Exercise aim »
From the listing below, work out how many lines contain "immédiatement". Reply with that number only.

··· Recorded data

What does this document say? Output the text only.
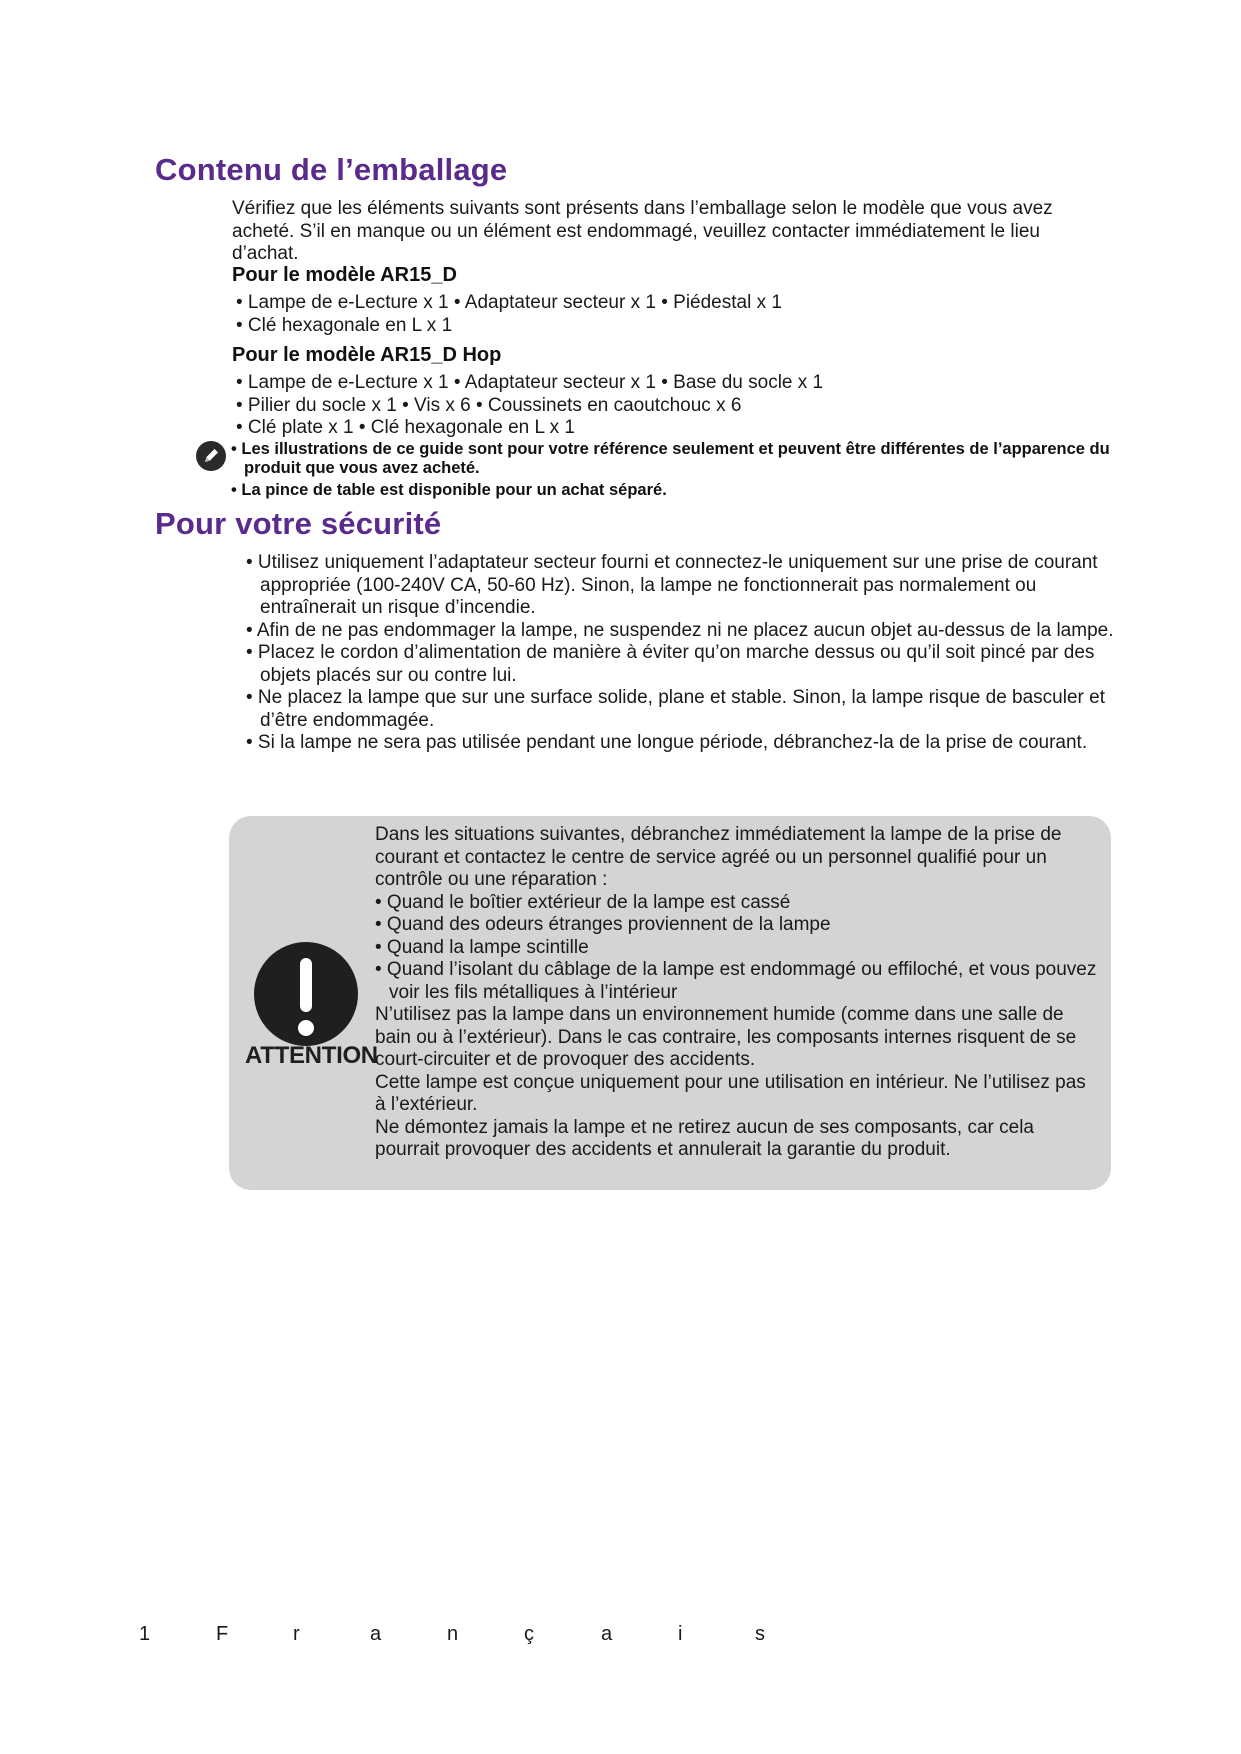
Contenu de l’emballage
Vérifiez que les éléments suivants sont présents dans l’emballage selon le modèle que vous avez acheté. S’il en manque ou un élément est endommagé, veuillez contacter immédiatement le lieu d’achat.
Pour le modèle AR15_D
• Lampe de e-Lecture x 1 • Adaptateur secteur x 1 • Piédestal x 1
• Clé hexagonale en L x 1
Pour le modèle AR15_D Hop
• Lampe de e-Lecture x 1 • Adaptateur secteur x 1 • Base du socle x 1
• Pilier du socle x 1 • Vis x 6 • Coussinets en caoutchouc x 6
• Clé plate x 1 • Clé hexagonale en L x 1
• Les illustrations de ce guide sont pour votre référence seulement et peuvent être différentes de l’apparence du produit que vous avez acheté.
• La pince de table est disponible pour un achat séparé.
Pour votre sécurité
• Utilisez uniquement l’adaptateur secteur fourni et connectez-le uniquement sur une prise de courant appropriée (100-240V CA, 50-60 Hz). Sinon, la lampe ne fonctionnerait pas normalement ou entraînerait un risque d’incendie.
• Afin de ne pas endommager la lampe, ne suspendez ni ne placez aucun objet au-dessus de la lampe.
• Placez le cordon d’alimentation de manière à éviter qu’on marche dessus ou qu’il soit pincé par des objets placés sur ou contre lui.
• Ne placez la lampe que sur une surface solide, plane et stable. Sinon, la lampe risque de basculer et d’être endommagée.
• Si la lampe ne sera pas utilisée pendant une longue période, débranchez-la de la prise de courant.
ATTENTION
Dans les situations suivantes, débranchez immédiatement la lampe de la prise de courant et contactez le centre de service agréé ou un personnel qualifié pour un contrôle ou une réparation :
• Quand le boîtier extérieur de la lampe est cassé
• Quand des odeurs étranges proviennent de la lampe
• Quand la lampe scintille
• Quand l’isolant du câblage de la lampe est endommagé ou effiloché, et vous pouvez voir les fils métalliques à l’intérieur
N’utilisez pas la lampe dans un environnement humide (comme dans une salle de bain ou à l’extérieur). Dans le cas contraire, les composants internes risquent de se court-circuiter et de provoquer des accidents.
Cette lampe est conçue uniquement pour une utilisation en intérieur. Ne l’utilisez pas à l’extérieur.
Ne démontez jamais la lampe et ne retirez aucun de ses composants, car cela pourrait provoquer des accidents et annulerait la garantie du produit.
1	F	r	a	n	ç	a	i	s
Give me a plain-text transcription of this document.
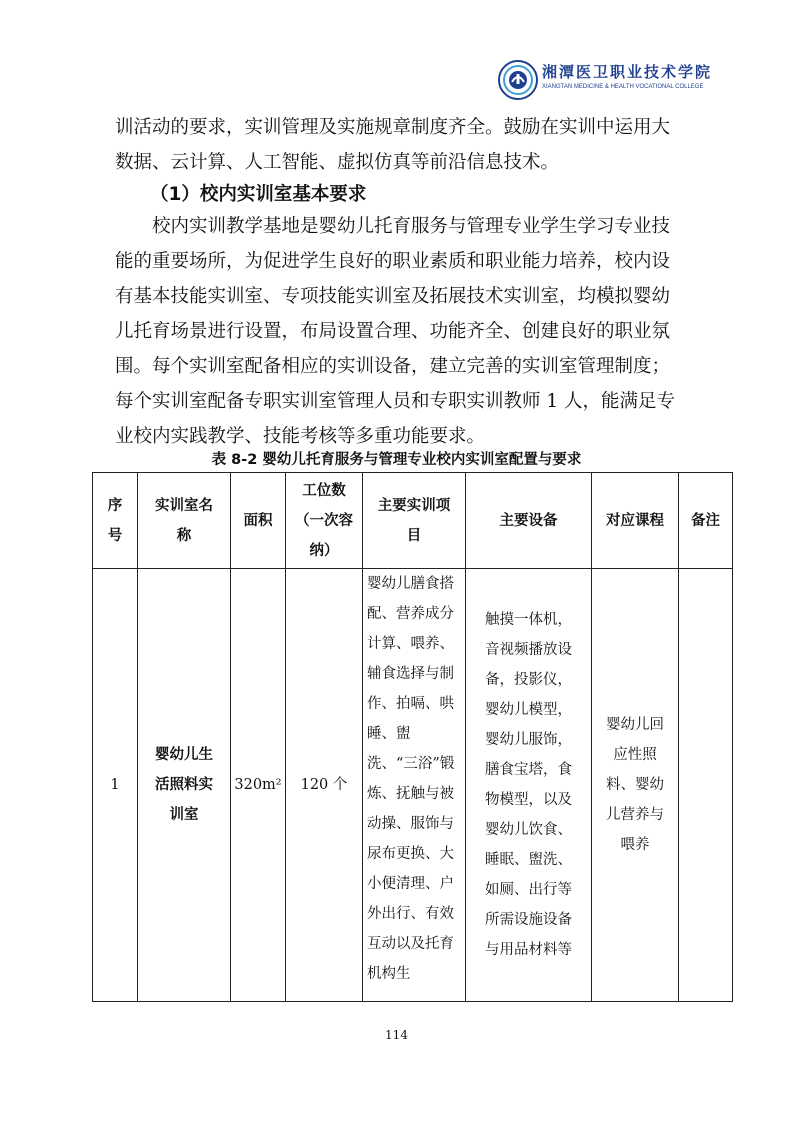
湘潭医卫职业技术学院
XIANGTAN MEDICINE & HEALTH VOCATIONAL COLLEGE

训活动的要求，实训管理及实施规章制度齐全。鼓励在实训中运用大数据、云计算、人工智能、虚拟仿真等前沿信息技术。

（1）校内实训室基本要求

校内实训教学基地是婴幼儿托育服务与管理专业学生学习专业技能的重要场所，为促进学生良好的职业素质和职业能力培养，校内设有基本技能实训室、专项技能实训室及拓展技术实训室，均模拟婴幼儿托育场景进行设置，布局设置合理、功能齐全、创建良好的职业氛围。每个实训室配备相应的实训设备，建立完善的实训室管理制度；每个实训室配备专职实训室管理人员和专职实训教师 1 人，能满足专业校内实践教学、技能考核等多重功能要求。

表 8-2 婴幼儿托育服务与管理专业校内实训室配置与要求
序号	实训室名称	面积	工位数（一次容纳）	主要实训项目	主要设备	对应课程	备注
1	婴幼儿生活照料实训室	320m²	120 个	婴幼儿膳食搭配、营养成分计算、喂养、辅食选择与制作、拍嗝、哄睡、盥洗、“三浴”锻炼、抚触与被动操、服饰与尿布更换、大小便清理、户外出行、有效互动以及托育机构生	触摸一体机，音视频播放设备，投影仪，婴幼儿模型，婴幼儿服饰，膳食宝塔，食物模型，以及婴幼儿饮食、睡眠、盥洗、如厕、出行等所需设施设备与用品材料等	婴幼儿回应性照料、婴幼儿营养与喂养	
114
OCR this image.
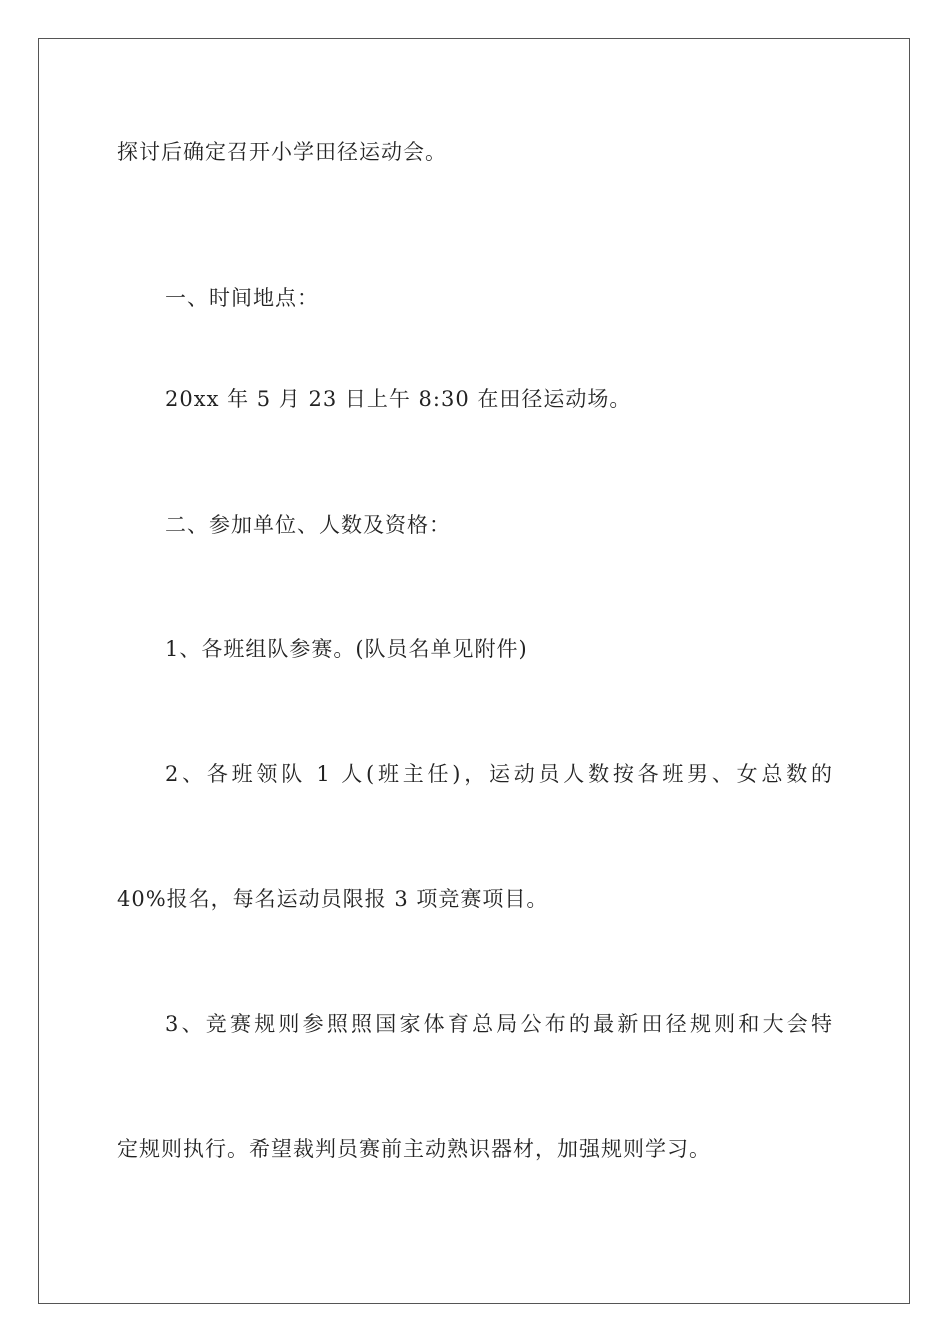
探讨后确定召开小学田径运动会。

一、时间地点：

20xx 年 5 月 23 日上午 8:30 在田径运动场。

二、参加单位、人数及资格：

1、各班组队参赛。(队员名单见附件)

2、各班领队 1 人(班主任)，运动员人数按各班男、女总数的

40%报名，每名运动员限报 3 项竞赛项目。

3、竞赛规则参照照国家体育总局公布的最新田径规则和大会特

定规则执行。希望裁判员赛前主动熟识器材，加强规则学习。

······

Solved problem »
2